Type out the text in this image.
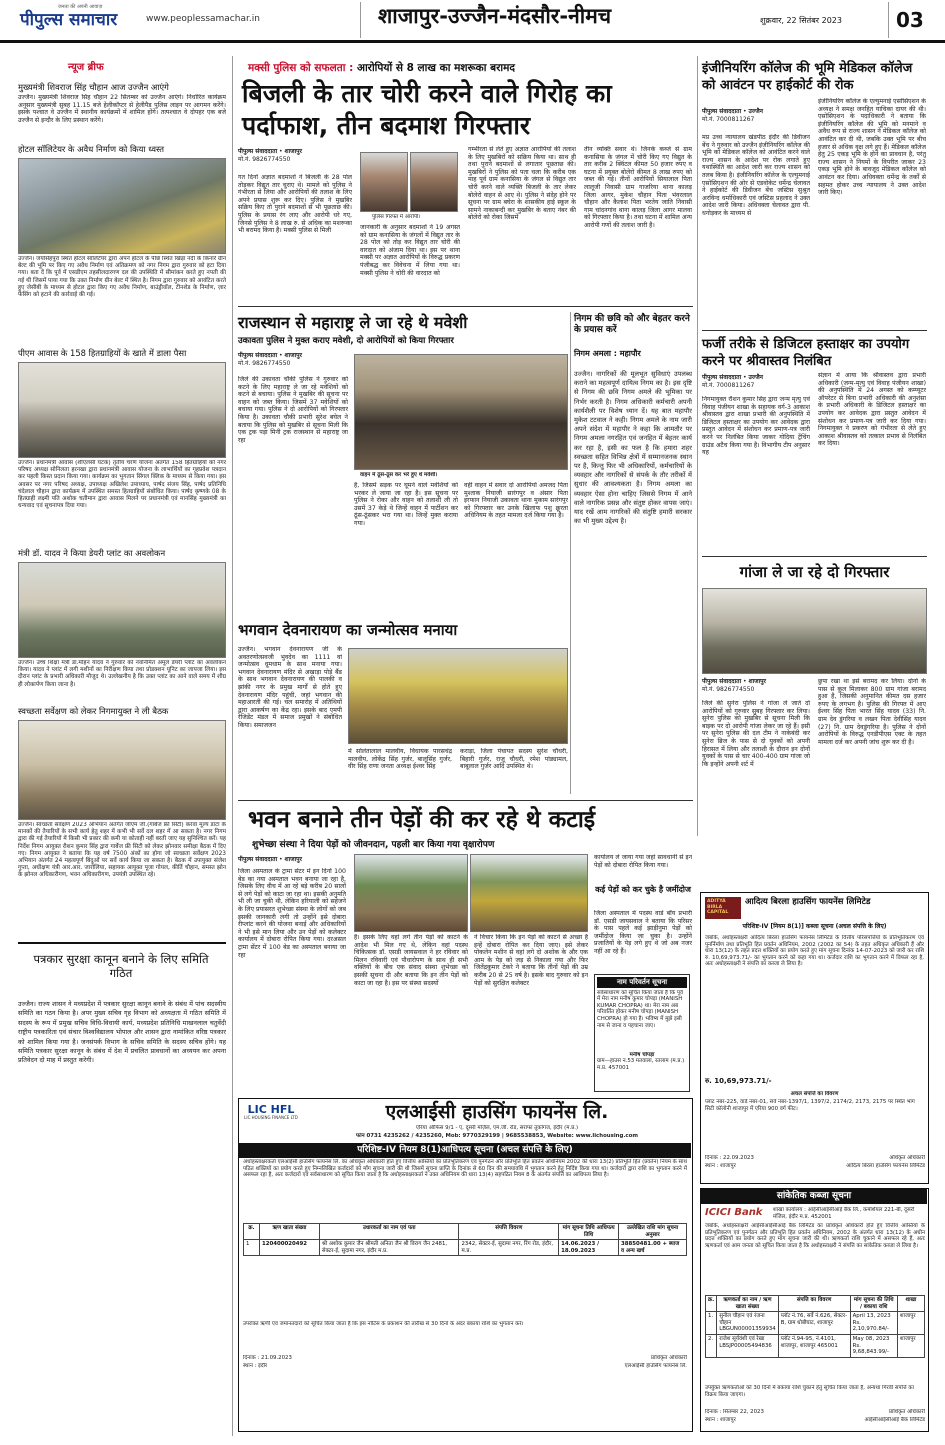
जनता की अपनी आवाज़
पीपुल्स समाचार	www.peoplessamachar.in	शाजापुर-उज्जैन-मंदसौर-नीमच	शुक्रवार, 22 सितंबर 2023	03
न्यूज ब्रीफ
मुख्यमंत्री शिवराज सिंह चौहान आज उज्जैन आएंगे
उज्जैन। मुख्यमंत्री शिवराज सिंह चौहान 22 सितम्बर को उज्जैन आएंगे। निर्धारित कार्यक्रम अनुसार मुख्यमंत्री सुबह 11.15 बजे हेलीकॉप्टर से हेलीपैड पुलिस लाइन पर आगमन करेंगे। इसके पश्चात वे उज्जैन में स्थानीय कार्यक्रमों में शामिल होंगे। तत्पश्चात वे दोपहर एक बजे उज्जैन से इन्दौर के लिए प्रस्थान करेंगे।
होटल सॉलिटेयर के अवैध निर्माण को किया ध्वस्त
उज्जैन। जयसिंहपुरा स्थित होटल सॉलिटेयर द्वारा अपने होटल के पीछे स्थित खिड़ा नदी के किनारे ग्रीन बेल्ट की भूमि पर किए गए अवैध निर्माण एवं अतिक्रमण को नगर निगम द्वारा गुरुवार को हटा दिया गया। बता दें कि पूर्व में एसडीएम तहसीलदारगण दल की उपस्थिति में सीमांकन करते हुए नपती की गई थी जिसमें पाया गया कि उक्त निर्माण ग्रीन बेल्ट में स्थित है। निगम द्वारा गुरुवार को आवंटित करते हुए जेसीबी के माध्यम से होटल द्वारा किए गए अवैध निर्माण, बाउंड्रीवॉल, टीनशेड के निर्माण, ज़ार फेंसिंग को हटाने की कार्रवाई की गई।
पीएम आवास के 158 हितग्राहियों के खाते में डाला पैसा
उज्जैन। प्रधानमंत्री आवास (शीएलसी घटक) तृतीय चरण योजना अंतर्गत 158 हितग्राहियों को नगर परिषद अध्यक्ष सोनिलता हरनखा द्वारा प्रधानमंत्री आवास योजना के लाभार्थियों का गृहप्रवेश पत्रदान कर पहली किस्त प्रदान किया गया। कार्यक्रम का भुगतान सिंगल क्लिक के माध्यम से किया गया। इस अवसर पर नगर परिषद अध्यक्ष, उपाध्यक्ष अखिलेश उपाध्याय, पार्षद संजय सिंह, पार्षद प्रतिनिधि चंदेलाल चौहान द्वारा कार्यक्रम में उपस्थित समस्त हितग्राहियों संबोधित किया। पार्षद कृष्णके 08 के हितग्राही लक्ष्मी पति अशोक चतीमान द्वारा आवास मिलने पर प्रधानमंत्री एवं मानसिंह मुख्यमंत्री का धन्यवाद एवं सूचनापत्र दिया गया।
मंत्री डॉ. यादव ने किया डेयरी प्लांट का अवलोकन
उज्जैन। उच्च शिक्षा मंत्री डॉ.मोहन यादव ने गुरुवार को नवनिर्मित अमूल डेयरी प्लांट का अवलोकन किया। यादव ने प्लांट में लगी मशीनों का निरीक्षण किया तथा प्रोडक्शन यूनिट का जायजा लिया। इस दौरान प्लांट के प्रभारी अधिकारी मौजूद थे। उल्लेखनीय है कि उक्त प्लांट का आने वाले समय में शीघ्र ही लोकार्पण किया जाना है।
स्वच्छता सर्वेक्षण को लेकर निगमायुक्त ने ली बैठक
उज्जैन। स्वच्छता सर्वेक्षण 2023 अभियान अंतर्गत जोएम जी.(गार्बेज फ्री सिटी) करवा मूल्य डाटा के मानकों की तैयारियों के सभी कार्य हेतु शहर में कभी भी सर्वे दल शहर में आ सकता है। नगर निगम द्वारा की गई तैयारियों में किसी भी प्रकार की कमी या कोताही नहीं बरती जाए यह सुनिश्चित करें। यह निर्देश निगम आयुक्त रौशन कुमार सिंह द्वारा गार्बेज फ्री सिटी को लेकर झोनवार समीक्षा बैठक में दिए गए। निगम आयुक्त ने बताया कि यह वर्ष 7500 अंकों का होगा जो स्वच्छता सर्वेक्षण 2023 अभियान अंतर्गत 24 महत्वपूर्ण बिंदुओं पर सर्वे कार्य किया जा सकता है। बैठक में उपायुक्त संजेश गुप्ता, अधीक्षण यंत्री आर.आर. जारोलिया, सहायक आयुक्त पूजा गोयल, कीर्ति चौहान, समस्त झोन के झोनल अधिकारीगण, भवन अधिकारीगण, उपयंत्री उपस्थित रहे।
पत्रकार सुरक्षा कानून बनाने के लिए समिति गठित
उज्जैन। राज्य शासन ने मध्यप्रदेश में पत्रकार सुरक्षा कानून बनाने के संबंध में पांच सदस्यीय समिति का गठन किया है। अपर मुख्य सचिव गृह विभाग को अध्यक्षता में गठित समिति में सदस्य के रूप में प्रमुख सचिव विधि-विधायी कार्य, मध्यप्रदेश प्रतिनिधि माखनलाल चतुर्वेदी राष्ट्रीय पत्रकारिता एवं संचार विश्वविद्यालय भोपाल और शासन द्वारा नामांकित वरिष्ठ पत्रकार को शामिल किया गया है। जनसंपर्क विभाग के सचिव समिति के सदस्य सचिव होंगे। यह समिति पत्रकार सुरक्षा कानून के संबंध में देश में प्रचलित प्रावधानों का अध्ययन कर अपना प्रतिवेदन दो माह में प्रस्तुत करेगी।
मक्सी पुलिस को सफलता : आरोपियों से 8 लाख का मशरूका बरामद
बिजली के तार चोरी करने वाले गिरोह का पर्दाफाश, तीन बदमाश गिरफ्तार
पीपुल्स संवाददाता • शाजापुर
मो.नं. 9826774550
पुलिस गिरफ्त में आरोपी।
गत दिनों अज्ञात बदमाशों ने बिजली के 28 पोल तोड़कर विद्युत तार चुराए थे। मामले को पुलिस ने गंभीरता से लिया और आरोपियों की तलाश के लिए अपने प्रयास शुरू कर दिए। पुलिस ने मुखबिर सक्रिय किए तो पुराने बदमाशों से भी पूछताछ की। पुलिस के प्रयास रंग लाए और आरोपी धरे गए, जिनसे पुलिस ने 8 लाख रु. से अधिक का मशरूका भी बरामद किया है। मक्सी पुलिस से मिली	जानकारी के अनुसार बदमाशों ने 19 अगस्त को ग्राम कनासिया के जंगलों में विद्युत तार के 28 पोल को तोड़ कर विद्युत तार चोरी की वारदात को अंजाम दिया था। इस पर थाना मक्सी पर अज्ञात आरोपियों के विरुद्ध प्रकरण पंजीबद्ध कर विवेचना में लिया गया था। मक्सी पुलिस ने चोरी की वारदात को
गम्भीरता से लेते हुए अज्ञात आरोपियों की तलाश के लिए मुखबिरों को सक्रिय किया था। साथ ही तथा पुराने बदमाशों से लगातार पूछताछ की। मुखबिरों ने पुलिस को पता चला कि करीब एक माह पूर्व ग्राम कनासिया के जंगल से विद्युत तार चोरी करने वाले व्यक्ति बिजली के तार लेकर बोलेरो वाहन से आए थे। पुलिस ने संदेह होने पर सूचना पर ग्राम बघेरा के शासकीय हाई स्कूल के सामने नाकाबन्दी कर मुखबिर के बताए नंबर की बोलेरो को रोका जिसमें
तीन व्यक्ति सवार थे। जिनके कब्जे से ग्राम कनासिया के जंगल में चोरी किए गए विद्युत के तार करीब 2 क्विंटल कीमत 50 हजार रुपए व घटना में प्रयुक्त बोलेरो कीमत 8 लाख रुपए को जब्त की गई। तीनों आरोपियों सियालाल पिता लालूजी निवासी ग्राम गाजरिया थाना कालड़ जिला आगर, मुकेश चौहान पिता भंवरलाल चौहान और कैलाश पिता भरतेय जाति निवासी गाम चांदनगांव थाना कालड़ जिला आगर मालवा को गिरफ्तार किया है। तथा घटना में शामिल अन्य आरोपी गणों की तलाश जारी है।
इंजीनियरिंग कॉलेज की भूमि मेडिकल कॉलेज को आवंटन पर हाईकोर्ट की रोक
पीपुल्स संवाददाता • उज्जैन
मो.नं. 7000811267
मप्र उच्च न्यायालय खंडपीठ इंदौर की डिवीजन बेंच ने गुरुवार को उज्जैन इंजीनियरिंग कॉलेज की भूमि को मेडिकल कॉलेज को आवंटित करने वाले राज्य शासन के आदेश पर रोक लगाते हुए यथास्थिति का आदेश जारी कर राज्य शासन को तलब किया है। इंजीनियरिंग कॉलेज के एल्युमनाई एसोसिएशन की ओर से एडवोकेट धर्मेन्द्र चेलावत ने हाईकोर्ट की डिवीजन बेंच जस्टिस सुश्रुत अरविन्द धर्माधिकारी एवं जस्टिस प्रहलाद ने उक्त आदेश जारी किया। अधिवक्ता चेलावत द्वारा पी. धनोड़कर के माध्यम से
इंजीनियरिंग कॉलेज के एल्युमनाई एसोसिएशन के अध्यक्ष ने समक्ष जनहित याचिका दायर की थी। एसोसिएशन के पदाधिकारी ने बताया कि इंजीनियरिंग कॉलेज की भूमि को मनमाने व अवैध रूप से राज्य शासन ने मेडिकल कॉलेज को आवंटित कर दी थी, जबकि उक्त भूमि पर बीच हजार से अधिक वृक्ष लगे हुए हैं। मेडिकल कॉलेज हेतु 25 एकड़ भूमि के होने का प्रावधान है, परंतु राज्य शासन ने नियमों के विपरीत जाकर 23 एकड़ भूमि होने के बावजूद मेडिकल कॉलेज को आवंटन कर दिया। अधिवक्ता धर्मेन्द्र के तर्कों से सहमत होकर उच्च न्यायालय ने उक्त आदेश जारी किए।
फर्जी तरीके से डिजिटल हस्ताक्षर का उपयोग करने पर श्रीवास्तव निलंबित
पीपुल्स संवाददाता • उज्जैन
मो.नं. 7000811267
निगमायुक्त रौशन कुमार सिंह द्वारा जन्म मृत्यु एवं विवाह पंजीयन शाखा के सहायक वर्ग-3 आकाश श्रीवास्तव द्वारा शाखा प्रभारी की अनुपस्थिति में डिजिटल हस्ताक्षर का उपयोग कर आवेदक द्वारा प्रस्तुत आवेदन में संशोधन कर प्रमाण-पत्र जारी करने पर निलंबित किया जाकर गोदिया ट्रेंचिंग ग्राउंड अटैच किया गया है। विभागीय टीप अनुसार यह
संज्ञान में आया कि श्रीवास्तव द्वारा प्रभारी अधिकारी (जन्म-मृत्यु एवं विवाह पंजीयन शाखा) की अनुपस्थिति में 24 अगस्त को कम्प्यूटर ऑपरेटर से बिना प्रभारी अधिकारी की अनुशंसा के प्रभारी अधिकारी के डिजिटल हस्ताक्षर का उपयोग कर आवेदक द्वारा प्रस्तुत आवेदन में संशोधन कर प्रमाण-पत्र जारी कर दिया गया। निगमायुक्त ने प्रकरण को गंभीरता से लेते हुए आकाश श्रीवास्तव को तत्काल प्रभाव से निलंबित कर दिया।
गांजा ले जा रहे दो गिरफ्तार
पीपुल्स संवाददाता • शाजापुर
मो.नं. 9826774550
जिले की सुनेरा पुलिस ने गांजा ले जाते दो आरोपियों को गुरुवार सुबह गिरफ्तार कर लिया। सुनेरा पुलिस को मुखबिर से सूचना मिली कि बाइक पर दो आरोपी गांजा लेकर जा रहे हैं। इसी पर सुनेरा पुलिस की दल टीम ने नाकेबंदी कर सुनेरा ब्रिज के पास से दो युवकों को अपनी हिरासत में लिया और तलाशी के दौरान इन दोनों युवकों के पास से चार 400-400 ग्राम गांजा जो कि इन्होंने अपनी शर्ट में
छुपा रखा था इसे बरामद कर लिया। दोनों के पास से कुल मिलाकर 800 ग्राम गांजा बरामद हुआ है, जिसकी अनुमानित कीमत दस हजार रुपए के लगभग है। पुलिस की गिरफ्त में आए ईश्वर सिंह पिता भारत सिंह यादव (33) नि. ग्राम देव डुंगरिया व लखन पिता देवीसिंह यादव (27) नि. ग्राम देवडुंगरिया है। पुलिस ने दोनों आरोपियों के विरुद्ध एनडीपीएस एक्ट के तहत मामला दर्ज कर अपनी जांच शुरू कर दी है।
राजस्थान से महाराष्ट्र ले जा रहे थे मवेशी
उकावता पुलिस ने मुक्त कराए मवेशी, दो आरोपियों को किया गिरफ्तार
पीपुल्स संवाददाता • शाजापुर
मो.नं. 9826774550
वाहन में ठूंस-ठूंस कर भरे हुए थे मवेशी।
जिले की उकावता चौकी पुलिस ने गुरुवार को कटने के लिए महाराष्ट्र ले जा रहे मवेशियों को कटने से बचाया। पुलिस ने मुखबिर की सूचना पर वाहन को जब्त किया। जिसमें 37 मवेशियों को बचाया गया। पुलिस ने दो आरोपियों को गिरफ्तार किया है। उकावता चौकी प्रभारी सुरेश बघेल ने बताया कि पुलिस को मुखबिर से सूचना मिली कि एक ट्रक पड़ा मिनी ट्रक राजस्थान से महाराष्ट्र जा रहा
है, जिसमें सड़क पर घूमने वाले मवेशियों को भरकर ले जाया जा रहा है। इस सूचना पर पुलिस ने रोका और वाहन को तलाशी ली तो उसमें 37 केड़े थे जिन्हें वाहन में पार्टीशन कर ठूंस-ठूंसकर भरा गया था। जिन्हें मुक्त कराया गया।
वहीं वाहन में सवार दो आरोपियों अमजद पिता मुश्ताक नियाजी सारंगपुर व अंसार पिता इरफान नियाजी उकावता थाना मुकाम सारंगपुर को गिरफ्तार कर उनके खिलाफ पशु क्रूरता अधिनियम के तहत मामला दर्ज किया गया है।
निगम की छवि को और बेहतर करने के प्रयास करें
निगम अमला : महापौर
उज्जैन। नागरिकों की मूलभूत सुविधाएं उपलब्ध कराने का महत्वपूर्ण दायित्व निगम का है। इस दृष्टि से निगम की छवि निगम अमले की भूमिका पर निर्भर करती है। निगम अधिकारी कर्मचारी अपनी कार्यशैली पर विशेष ध्यान दें। यह बात महापौर मुकेश टटवाल ने कही। निगम अमले के नाम जारी अपने संदेश में महापौर ने कहा कि आमतौर पर निगम अमला नगरहित एवं जनहित में बेहतर कार्य कर रहा है, इसी का फल है कि हमारा शहर स्वच्छता सहित विभिन्न क्षेत्रों में सम्मानजनक स्थान पर है, किन्तु फिर भी अधिकारियों, कर्मचारियों के व्यवहार और नागरिकों से संपर्क के तौर तरीकों में सुधार की आवश्यकता है। निगम अमला का व्यवहार ऐसा होना चाहिए जिससे निगम में आने वाले नागरिक प्रसन्न और संतुष्ट होकर वापस जाएं। याद रखें आम नागरिकों की संतुष्टि हमारी सरकार का भी मुख्य उद्देश्य है।
भगवान देवनारायण का जन्मोत्सव मनाया
उज्जैन। भगवान देवनारायण जी के अवतरणोत्सवजी भुवदेव का 1111 वां जन्मोत्सव धूमधाम के साथ मनाया गया। भगवान देवनारायण मंदिर से अखाड़ा पोड़े बैंड के साथ भगवान देवनारायण की पालकी व झांकी नगर के प्रमुख मार्गों से होते हुए देवनारायण मंदिर पहुंची, जहां भगवान की महाआरती की गई। चल समारोह में अतिथियों द्वारा आकर्षण का केंद्र रहा। इसके बाद एमपी रेजिडेंट मंडल में समाज प्रमुखों ने संबोधित किया। समाजजन
में सोलंतालाल मालवीय, विधायक पारसचंद्र मालवीय, लोकेंद्र सिंह गुर्जर, बालूसिंह गुर्जर, वीर सिंह राणा जनता अध्यक्ष ईश्वर सिंह
कराड़ा, जिला पंचायत सदस्य सुरेश चौधरी, बिहारी गुर्जर, राजू चौधरी, रमेश पांड्यामल, बाबूलाल गुर्जर आदि उपस्थित थे।
भवन बनाने तीन पेड़ों की कर रहे थे कटाई
शुभेच्छा संस्था ने दिया पेड़ों को जीवनदान, पहली बार किया गया वृक्षारोपण
पीपुल्स संवाददाता • शाजापुर
जिला अस्पताल के ट्रामा सेंटर में इन दिनों 100 बेड का नया अस्पताल भवन बनाया जा रहा है, जिसके लिए वीच में आ रहे बड़े करीब 20 सालों से लगे पेड़ों को काटा जा रहा था। इसकी अनुमति भी ली जा चुकी थी, लेकिन हरियाली को सहेजने के लिए प्रयासरत शुभेच्छा संस्था के लोगों को जब इसकी जानकारी लगी तो उन्होंने इसे दोबारा रीप्लांट करने की योजना बनाई और अधिकारियों ने भी इसे मान लिया और उन पेड़ों को कलेक्टर कार्यालय में दोबारा रोपित किया गया। दरअसल ट्रामा सेंटर में 100 बेड का अस्पताल बनाया जा रहा
है। इसके लिए वहां लगे तीन पेड़ों को काटने के आदेश भी मिल गए थे, लेकिन वहां पदस्थ चिकित्सक डॉ. एसडी जायसवाल ने हर रविवार को मिलन रविवारी एवं पौधारोपण के साथ ही सभी वक्तियों के बीच एक संवाद संस्था शुभेच्छा को इसकी सूचना दी और बताया कि इन तीन पेड़ों को काटा जा रहा है। इस पर संस्था सदस्यों
ने विचार किया कि इन पेड़ों को काटने से अच्छा है इन्हें दोबारा रोपित कर दिया जाए। इसे लेकर पोकलेन मशीन से वहां लगे दो अशोक के और एक आम के पेड़ को जड़ से निकाला गया और फिर जितेंद्रकुमार टेकरे ने बताया कि तीनों पेड़ों की उम्र करीब 20 से 25 वर्ष है। इसके बाद गुरुवार को इन पेड़ों को सुरक्षित कलेक्टर
कार्यालय ले जाया गया जहां सावधानी से इन पेड़ों को दोबारा रोपित किया गया।
कई पेड़ों को कर चुके है जमींदोज
जिला अस्पताल में पदस्थ वार्ड बॉय प्रभारी डॉ. एसडी जायसवाल ने बताया कि परिसर के पास पहले कई झाड़ीनुमा पेड़ों को जमींदोज किया जा चुका है। उन्होंने प्रजातियों के पेड़ लगे हुए थे जो अब नजर नहीं आ रहे हैं।
नाम परिवर्तन सूचना
सर्वसाधारण को सूचित किया जाता है कि पूर्व में मेरा नाम मनीष कुमार चोपड़ा (MANISH KUMAR CHOPRA) था। मेरा नाम अब परिवर्तित होकर मनीष चोपड़ा (MANISH CHOPRA) हो गया है। भविष्य में मुझे इसी नाम से जाना व पहचाना जाए।
मनीष चोपड़ा
ग्राम—हाउस न.53 मतवाला, रतलाम (म.प्र.)
म.प्र. 457001
LIC HFL
LIC HOUSING FINANCE LTD	एलआईसी हाउसिंग फायनेंस लि.
एरिया ऑफिस 9/1 - ए, दूसरी मंज़िल, एम.जी. रोड, सराफा तुकोगंज, इंदौर (म.प्र.)
फोन 0731 4235262 / 4235260, Mob: 9770329199 | 9685538853, Website: www.lichousing.com
परिशिष्ट-IV नियम 8(1)आधिपत्य सूचना (अचल संपत्ति के लिए)
अधोहस्ताक्षरकर्ता एलआईसी हाउसिंग फायनेंस लि. का अधिकृत अधिकारी होते हुए वित्तीय आस्तियों का प्रतिभूतिकरण एवं पुनर्गठन और प्रतिभूति हित प्रवर्तन अधिनियम 2002 की धारा 13(2) प्रतिभूति हित (प्रवर्तन) नियम के साथ पठित शक्तियों का प्रयोग करते हुए निम्नलिखित कर्जदारों को माँग सूचना जारी की थी जिसमें सूचना प्राप्ति के दिनांक से 60 दिन की समयावधि में भुगतान करने हेतु निर्दिष्ट किया गया था। कर्जदारों द्वारा राशि का भुगतान करने में असफल रहा है, अतः कर्जदारों एवं सर्वसाधारण को सूचित किया जाता है कि अधोहस्ताक्षरकर्ता ने उक्त अधिनियम की धारा 13(4) सहपठित नियम 8 के अंतर्गत संपत्ति का आधिपत्य लिया है।
क्र.	ऋण खाता संख्या	उधारकर्ता का नाम एवं पता	संपत्ति विवरण	मांग सूचना तिथि आधिपत्य तिथि	उल्लेखित राशि मांग सूचना अनुसार
1	120400020492	श्री अशोक कुमार जैन श्रीमती अनिता जैन श्री विराग जैन 2481, सेक्टर-ई, सुदामा नगर, इंदौर म.प्र.	2342, सेक्टर-ई, सुदामा नगर, रिंग रोड, इंदौर, म.प्र.	14.06.2023 / 18.09.2023	38850481.00 + ब्याज व अन्य खर्च
उपरोक्त ऋणी एवं जमानतदारों को सूचित किया जाता है कि इस नोटिस के प्रकाशन की तारीख से 30 दिनों के अंदर बकाया राशि का भुगतान करें।
दिनांक : 21.09.2023
स्थान : इंदौर
प्राधिकृत अधिकारी
एलआईसी हाउसिंग फायनेंस लि.
ADITYA BIRLA CAPITAL
आदित्य बिरला हाउसिंग फायनेंस लिमिटेड
परिशिष्ट-IV [नियम 8(1)] कब्जा सूचना (अचल संपत्ति के लिए)
जबकि, अधोहस्ताक्षरी आदित्य बिरला हाउसिंग फायनेंस लिमिटेड के वित्तीय परिसंपत्तियों के प्रतिभूतिकरण एवं पुनर्निर्माण तथा प्रतिभूति हित प्रवर्तन अधिनियम, 2002 (2002 का 54) के तहत अधिकृत अधिकारी हैं और धारा 13(12) के तहत प्रदत्त शक्तियों का प्रयोग करते हुए मांग सूचना दिनांक 14-07-2023 को जारी कर राशि रु. 10,69,973.71/- का भुगतान करने को कहा गया था। कर्जदार राशि का भुगतान करने में विफल रहा है, अतः अधोहस्ताक्षरी ने संपत्ति का कब्जा ले लिया है।
रु. 10,69,973.71/-
अचल संपत्ति का विवरण
प्लाट नंबर-225, वार्ड नंबर-01, सर्वे नंबर-1397/1, 1397/2, 2174/2, 2173, 2175 पर स्थित भाग सिटी कॉलोनी शाजापुर में एरिया 900 वर्ग फीट।
दिनांक : 22.09.2023
स्थान : शाजापुर
अधिकृत अधिकारी
आदित्य बिरला हाउसिंग फायनेंस लिमिटेड
सांकेतिक कब्जा सूचना
ICICI Bank शाखा कार्यालय : आईसीआईसीआई बैंक लि., कमर्शियल 221-बी, दूसरी मंजिल, इंदौर म.प्र. 452001
जबकि, अधोहस्ताक्षरी आईसीआईसीआई बैंक लिमिटेड का प्राधिकृत अधिकारी होते हुए वित्तीय आस्तियों के प्रतिभूतिकरण एवं पुनर्गठन और प्रतिभूति हित प्रवर्तन अधिनियम, 2002 के अंतर्गत धारा 13(12) के अधीन प्रदत्त शक्तियों का प्रयोग करते हुए मांग सूचना जारी की थी। ऋणकर्ता राशि चुकाने में असफल रहे हैं, अतः ऋणकर्ता एवं आम जनता को सूचित किया जाता है कि अधोहस्ताक्षरी ने संपत्ति का सांकेतिक कब्जा ले लिया है।
क्र.	ऋणकर्ता का नाम / ऋण खाता संख्या	संपत्ति का विवरण	मांग सूचना की तिथि / बकाया राशि	शाखा
1.	सुनील चौहान एवं रंजना चौहान LBGUN00001359934	प्लॉट नं.76, सर्वे नं.626, सेक्टर-B, ग्राम धोबीघाट, शाजापुर	April 13, 2023 Rs. 2,10,970.84/-	शाजापुर
2.	राजेश सूर्यवंशी एवं रेखा LBSJP00005494836	प्लॉट नं.94-95, नं.4101, शाजापुर, शाजापुर 465001	May 08, 2023 Rs. 9,68,843.99/-	शाजापुर
उपर्युक्त ऋणकर्ताओं को 30 दिनों में बकाया राशि चुकाने हेतु सूचित किया जाता है, अन्यथा गिरवी संपत्ति का विक्रय किया जाएगा।
दिनांक : सितम्बर 22, 2023
स्थान : शाजापुर
प्राधिकृत अधिकारी
आईसीआईसीआई बैंक लिमिटेड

+-------+

**Job**
Check each line above for the word "ऋणकर", and copy the lines where it appears.

**Solved exercise**
जबकि, अधोहस्ताक्षरी आईसीआईसीआई बैंक लिमिटेड का प्राधिकृत अधिकारी होते हुए वित्तीय आस्तियों के प्रतिभूतिकरण एवं पुनर्गठन और प्रतिभूति हित प्रवर्तन अधिनियम, 2002 के अंतर्गत धारा 13(12) के अधीन प्रदत्त शक्तियों का प्रयोग करते हुए मांग सूचना जारी की थी। ऋणकर्ता राशि चुकाने में असफल रहे हैं, अतः ऋणकर्ता एवं आम जनता को सूचित किया जाता है कि अधोहस्ताक्षरी ने संपत्ति का सांकेतिक कब्जा ले लिया है।
क्र.	ऋणकर्ता का नाम / ऋण खाता संख्या	संपत्ति का विवरण	मांग सूचना की तिथि / बकाया राशि	शाखा
उपर्युक्त ऋणकर्ताओं को 30 दिनों में बकाया राशि चुकाने हेतु सूचित किया जाता है, अन्यथा गिरवी संपत्ति का विक्रय किया जाएगा।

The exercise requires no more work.